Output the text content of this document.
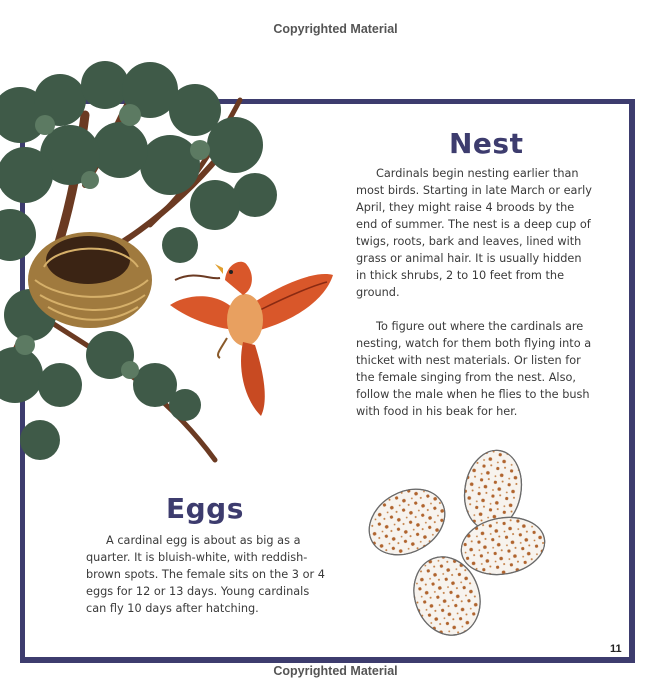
Copyrighted Material
Nest

Cardinals begin nesting earlier than most birds. Starting in late March or early April, they might raise 4 broods by the end of summer. The nest is a deep cup of twigs, roots, bark and leaves, lined with grass or animal hair. It is usually hidden in thick shrubs, 2 to 10 feet from the ground.

To figure out where the cardinals are nesting, watch for them both flying into a thicket with nest materials. Or listen for the female singing from the nest. Also, follow the male when he flies to the bush with food in his beak for her.

Eggs

A cardinal egg is about as big as a quarter. It is bluish-white, with reddish-brown spots. The female sits on the 3 or 4 eggs for 12 or 13 days. Young cardinals can fly 10 days after hatching.

11
Copyrighted Material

· · ·

### The task:
What is needed is an exact reproduction of the data, pictures excluded.

### Result of this exercise:
Output the text content of this document.
Copyrighted Material
Nest

Cardinals begin nesting earlier than most birds. Starting in late March or early April, they might raise 4 broods by the end of summer. The nest is a deep cup of twigs, roots, bark and leaves, lined with grass or animal hair. It is usually hidden in thick shrubs, 2 to 10 feet from the ground.

To figure out where the cardinals are nesting, watch for them both flying into a thicket with nest materials. Or listen for the female singing from the nest. Also, follow the male when he flies to the bush with food in his beak for her.

Eggs

A cardinal egg is about as big as a quarter. It is bluish-white, with reddish-brown spots. The female sits on the 3 or 4 eggs for 12 or 13 days. Young cardinals can fly 10 days after hatching.

11
Copyrighted Material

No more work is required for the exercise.